TO BE DONE ->
Retype all of the data. Every line must match exactly.

Stored entries
-=-=-

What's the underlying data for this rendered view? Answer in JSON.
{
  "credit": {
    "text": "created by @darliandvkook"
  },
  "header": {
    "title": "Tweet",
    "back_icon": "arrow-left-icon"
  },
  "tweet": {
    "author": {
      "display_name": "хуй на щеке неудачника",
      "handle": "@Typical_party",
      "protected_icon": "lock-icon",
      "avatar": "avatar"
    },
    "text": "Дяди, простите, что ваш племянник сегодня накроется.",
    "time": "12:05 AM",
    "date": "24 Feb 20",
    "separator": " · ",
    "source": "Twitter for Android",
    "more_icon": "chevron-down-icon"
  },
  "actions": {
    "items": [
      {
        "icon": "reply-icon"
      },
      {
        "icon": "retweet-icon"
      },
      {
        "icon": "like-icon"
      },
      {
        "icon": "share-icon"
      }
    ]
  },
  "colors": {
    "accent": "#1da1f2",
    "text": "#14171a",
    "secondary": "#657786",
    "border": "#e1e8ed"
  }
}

-=-=-

THE SOLUTION ->
What's the underlying data for this rendered view? Answer in JSON.
{
  "credit": {
    "text": "created by @darliandvkook"
  },
  "header": {
    "title": "Tweet",
    "back_icon": "arrow-left-icon"
  },
  "tweet": {
    "author": {
      "display_name": "хуй на щеке неудачника",
      "handle": "@Typical_party",
      "protected_icon": "lock-icon",
      "avatar": "avatar"
    },
    "text": "Дяди, простите, что ваш племянник сегодня накроется.",
    "time": "12:05 AM",
    "date": "24 Feb 20",
    "separator": " · ",
    "source": "Twitter for Android",
    "more_icon": "chevron-down-icon"
  },
  "actions": {
    "items": [
      {
        "icon": "reply-icon"
      },
      {
        "icon": "retweet-icon"
      },
      {
        "icon": "like-icon"
      },
      {
        "icon": "share-icon"
      }
    ]
  },
  "colors": {
    "accent": "#1da1f2",
    "text": "#14171a",
    "secondary": "#657786",
    "border": "#e1e8ed"
  }
}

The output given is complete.